TASK MATERIAL:
···

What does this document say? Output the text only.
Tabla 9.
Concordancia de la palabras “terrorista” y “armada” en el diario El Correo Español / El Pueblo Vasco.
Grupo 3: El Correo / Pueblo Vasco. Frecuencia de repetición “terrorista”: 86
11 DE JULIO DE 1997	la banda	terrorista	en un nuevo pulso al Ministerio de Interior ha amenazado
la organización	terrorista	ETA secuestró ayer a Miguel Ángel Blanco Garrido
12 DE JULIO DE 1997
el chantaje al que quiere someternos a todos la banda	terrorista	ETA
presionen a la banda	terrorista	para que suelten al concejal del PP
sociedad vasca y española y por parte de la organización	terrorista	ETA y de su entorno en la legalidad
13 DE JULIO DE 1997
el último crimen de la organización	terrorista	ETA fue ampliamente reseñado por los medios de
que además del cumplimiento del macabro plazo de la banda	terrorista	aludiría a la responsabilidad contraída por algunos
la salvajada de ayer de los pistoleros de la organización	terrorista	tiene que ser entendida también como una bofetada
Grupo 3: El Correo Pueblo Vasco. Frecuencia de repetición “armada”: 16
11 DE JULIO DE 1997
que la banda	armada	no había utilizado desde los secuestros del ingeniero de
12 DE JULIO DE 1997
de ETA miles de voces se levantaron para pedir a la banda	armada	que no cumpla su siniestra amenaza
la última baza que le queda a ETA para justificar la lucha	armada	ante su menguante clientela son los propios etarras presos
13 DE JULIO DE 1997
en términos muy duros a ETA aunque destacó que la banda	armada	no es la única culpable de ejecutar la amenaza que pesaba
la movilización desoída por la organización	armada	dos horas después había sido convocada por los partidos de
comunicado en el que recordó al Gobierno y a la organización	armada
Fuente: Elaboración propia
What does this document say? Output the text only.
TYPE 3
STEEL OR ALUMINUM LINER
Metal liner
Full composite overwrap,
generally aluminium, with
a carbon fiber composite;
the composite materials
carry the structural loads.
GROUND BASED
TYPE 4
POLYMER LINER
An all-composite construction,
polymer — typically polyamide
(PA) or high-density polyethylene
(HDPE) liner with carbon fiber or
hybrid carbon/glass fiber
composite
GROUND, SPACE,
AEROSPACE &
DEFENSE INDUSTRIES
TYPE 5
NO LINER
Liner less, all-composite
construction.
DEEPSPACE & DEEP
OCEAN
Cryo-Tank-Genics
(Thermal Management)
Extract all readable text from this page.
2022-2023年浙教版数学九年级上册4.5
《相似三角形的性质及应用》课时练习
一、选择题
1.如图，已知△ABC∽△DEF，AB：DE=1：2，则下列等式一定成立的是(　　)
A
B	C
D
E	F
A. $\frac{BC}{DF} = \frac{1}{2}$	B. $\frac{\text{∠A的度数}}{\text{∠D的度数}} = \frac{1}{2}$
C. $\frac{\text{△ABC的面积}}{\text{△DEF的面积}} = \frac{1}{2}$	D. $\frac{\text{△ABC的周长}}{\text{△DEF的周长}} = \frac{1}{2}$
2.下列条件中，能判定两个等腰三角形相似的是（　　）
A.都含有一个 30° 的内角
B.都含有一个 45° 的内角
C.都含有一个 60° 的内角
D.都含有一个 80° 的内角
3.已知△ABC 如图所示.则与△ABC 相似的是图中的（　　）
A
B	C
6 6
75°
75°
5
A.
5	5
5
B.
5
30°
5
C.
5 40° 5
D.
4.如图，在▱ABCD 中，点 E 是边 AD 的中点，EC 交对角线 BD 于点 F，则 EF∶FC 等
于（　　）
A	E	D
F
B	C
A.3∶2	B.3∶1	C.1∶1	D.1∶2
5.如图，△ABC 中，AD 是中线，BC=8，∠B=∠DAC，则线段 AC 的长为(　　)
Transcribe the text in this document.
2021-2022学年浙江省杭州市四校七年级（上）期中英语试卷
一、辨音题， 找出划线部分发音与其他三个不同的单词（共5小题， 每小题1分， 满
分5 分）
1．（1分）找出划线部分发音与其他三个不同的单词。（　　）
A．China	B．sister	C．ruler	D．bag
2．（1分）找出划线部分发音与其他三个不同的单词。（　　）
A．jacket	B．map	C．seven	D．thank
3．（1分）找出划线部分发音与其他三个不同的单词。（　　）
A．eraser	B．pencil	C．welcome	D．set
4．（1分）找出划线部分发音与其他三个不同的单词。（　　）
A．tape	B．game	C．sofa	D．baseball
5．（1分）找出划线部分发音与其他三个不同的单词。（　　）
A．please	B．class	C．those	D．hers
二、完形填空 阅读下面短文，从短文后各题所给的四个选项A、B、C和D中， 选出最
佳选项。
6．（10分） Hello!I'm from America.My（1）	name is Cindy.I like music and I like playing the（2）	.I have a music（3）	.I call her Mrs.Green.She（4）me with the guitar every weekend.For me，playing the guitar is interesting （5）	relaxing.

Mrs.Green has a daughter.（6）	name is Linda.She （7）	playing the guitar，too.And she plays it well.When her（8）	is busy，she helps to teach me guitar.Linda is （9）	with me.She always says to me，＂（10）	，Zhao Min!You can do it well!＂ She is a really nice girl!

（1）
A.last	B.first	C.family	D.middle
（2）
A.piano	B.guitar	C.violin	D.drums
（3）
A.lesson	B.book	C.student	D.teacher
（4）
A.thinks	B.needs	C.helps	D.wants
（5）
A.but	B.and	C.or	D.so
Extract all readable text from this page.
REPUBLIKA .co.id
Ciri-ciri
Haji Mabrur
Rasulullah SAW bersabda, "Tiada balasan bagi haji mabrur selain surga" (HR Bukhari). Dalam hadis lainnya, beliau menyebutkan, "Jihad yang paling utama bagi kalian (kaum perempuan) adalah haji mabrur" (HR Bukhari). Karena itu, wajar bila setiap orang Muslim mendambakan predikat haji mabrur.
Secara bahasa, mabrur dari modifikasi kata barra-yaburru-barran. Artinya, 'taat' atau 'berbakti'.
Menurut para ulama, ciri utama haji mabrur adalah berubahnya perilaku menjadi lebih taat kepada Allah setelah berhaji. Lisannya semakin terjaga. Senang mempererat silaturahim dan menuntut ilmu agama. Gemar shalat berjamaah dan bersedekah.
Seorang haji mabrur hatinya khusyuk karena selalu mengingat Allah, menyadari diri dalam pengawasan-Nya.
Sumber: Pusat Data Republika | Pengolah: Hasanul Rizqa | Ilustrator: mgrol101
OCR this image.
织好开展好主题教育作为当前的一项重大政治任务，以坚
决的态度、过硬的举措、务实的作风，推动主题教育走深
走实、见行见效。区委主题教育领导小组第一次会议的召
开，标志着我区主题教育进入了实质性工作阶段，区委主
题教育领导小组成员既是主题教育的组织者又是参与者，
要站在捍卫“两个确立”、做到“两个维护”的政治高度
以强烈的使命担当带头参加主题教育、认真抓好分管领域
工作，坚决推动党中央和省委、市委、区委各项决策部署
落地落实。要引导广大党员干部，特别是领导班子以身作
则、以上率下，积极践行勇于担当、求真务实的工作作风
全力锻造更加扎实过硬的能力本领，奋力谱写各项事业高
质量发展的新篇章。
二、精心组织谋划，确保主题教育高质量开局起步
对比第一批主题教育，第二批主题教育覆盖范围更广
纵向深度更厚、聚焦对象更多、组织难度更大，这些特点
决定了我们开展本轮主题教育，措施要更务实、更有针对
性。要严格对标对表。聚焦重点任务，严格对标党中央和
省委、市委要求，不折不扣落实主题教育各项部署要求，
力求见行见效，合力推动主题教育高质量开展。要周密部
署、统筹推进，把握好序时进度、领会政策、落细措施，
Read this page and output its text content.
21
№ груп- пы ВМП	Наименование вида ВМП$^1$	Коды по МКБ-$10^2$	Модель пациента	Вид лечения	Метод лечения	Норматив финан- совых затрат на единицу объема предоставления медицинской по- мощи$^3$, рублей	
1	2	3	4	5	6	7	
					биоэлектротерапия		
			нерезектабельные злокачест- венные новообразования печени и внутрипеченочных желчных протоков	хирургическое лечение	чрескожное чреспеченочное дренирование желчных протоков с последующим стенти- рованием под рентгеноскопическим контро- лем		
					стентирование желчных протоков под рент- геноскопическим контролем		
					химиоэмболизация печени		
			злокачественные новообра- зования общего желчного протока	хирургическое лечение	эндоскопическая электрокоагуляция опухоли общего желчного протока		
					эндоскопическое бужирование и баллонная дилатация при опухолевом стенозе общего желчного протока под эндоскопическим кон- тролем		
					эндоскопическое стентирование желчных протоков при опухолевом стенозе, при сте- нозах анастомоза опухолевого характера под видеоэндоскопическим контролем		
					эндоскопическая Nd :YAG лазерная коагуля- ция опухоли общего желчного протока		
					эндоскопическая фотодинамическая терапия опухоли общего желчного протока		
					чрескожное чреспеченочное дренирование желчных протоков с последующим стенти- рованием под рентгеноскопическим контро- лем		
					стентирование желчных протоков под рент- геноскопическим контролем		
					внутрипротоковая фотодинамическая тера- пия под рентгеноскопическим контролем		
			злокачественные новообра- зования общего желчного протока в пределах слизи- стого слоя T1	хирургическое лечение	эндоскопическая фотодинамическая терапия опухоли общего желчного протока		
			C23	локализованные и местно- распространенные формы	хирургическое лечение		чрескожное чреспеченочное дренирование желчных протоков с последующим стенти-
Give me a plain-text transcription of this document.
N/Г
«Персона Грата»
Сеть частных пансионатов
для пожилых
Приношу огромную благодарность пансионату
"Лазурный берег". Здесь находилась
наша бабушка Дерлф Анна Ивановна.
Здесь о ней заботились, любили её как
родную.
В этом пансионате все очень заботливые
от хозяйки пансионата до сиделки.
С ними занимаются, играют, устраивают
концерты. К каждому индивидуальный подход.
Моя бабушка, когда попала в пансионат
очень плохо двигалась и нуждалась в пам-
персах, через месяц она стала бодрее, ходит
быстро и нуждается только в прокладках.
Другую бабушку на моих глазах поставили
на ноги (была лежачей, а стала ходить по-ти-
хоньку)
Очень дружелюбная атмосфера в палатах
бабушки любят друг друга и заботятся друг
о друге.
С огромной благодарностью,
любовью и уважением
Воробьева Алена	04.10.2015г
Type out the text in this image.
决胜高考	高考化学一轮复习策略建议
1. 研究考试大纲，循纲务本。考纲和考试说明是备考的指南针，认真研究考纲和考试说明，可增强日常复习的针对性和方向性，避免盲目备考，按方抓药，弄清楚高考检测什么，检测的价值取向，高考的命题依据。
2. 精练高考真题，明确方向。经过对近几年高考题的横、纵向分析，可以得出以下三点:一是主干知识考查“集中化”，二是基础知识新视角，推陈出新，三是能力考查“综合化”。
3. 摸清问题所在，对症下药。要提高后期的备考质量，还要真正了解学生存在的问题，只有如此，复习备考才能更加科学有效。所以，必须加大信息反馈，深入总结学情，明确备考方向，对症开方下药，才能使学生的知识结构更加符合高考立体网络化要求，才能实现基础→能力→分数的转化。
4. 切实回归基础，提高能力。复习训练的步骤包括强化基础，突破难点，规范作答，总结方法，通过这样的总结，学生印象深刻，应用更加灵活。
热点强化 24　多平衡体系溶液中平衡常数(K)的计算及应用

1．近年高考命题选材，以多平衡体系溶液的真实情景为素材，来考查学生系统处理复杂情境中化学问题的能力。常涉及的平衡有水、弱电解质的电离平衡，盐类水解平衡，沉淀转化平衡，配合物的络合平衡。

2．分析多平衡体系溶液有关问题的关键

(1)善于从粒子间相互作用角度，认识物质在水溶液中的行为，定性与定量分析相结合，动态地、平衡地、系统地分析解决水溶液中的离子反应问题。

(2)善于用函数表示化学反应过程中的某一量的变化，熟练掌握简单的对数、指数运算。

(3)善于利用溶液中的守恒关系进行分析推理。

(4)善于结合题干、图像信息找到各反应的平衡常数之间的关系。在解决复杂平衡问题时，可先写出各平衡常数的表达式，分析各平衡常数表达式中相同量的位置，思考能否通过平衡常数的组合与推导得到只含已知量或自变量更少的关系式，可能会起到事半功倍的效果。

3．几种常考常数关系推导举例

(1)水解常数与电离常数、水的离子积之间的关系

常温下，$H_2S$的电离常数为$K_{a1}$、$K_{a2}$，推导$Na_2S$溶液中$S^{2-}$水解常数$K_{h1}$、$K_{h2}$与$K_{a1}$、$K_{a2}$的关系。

···

PROMPT: The answer is one number: how many lines of the material above contain "carbon".

FINISHED ANSWER: 3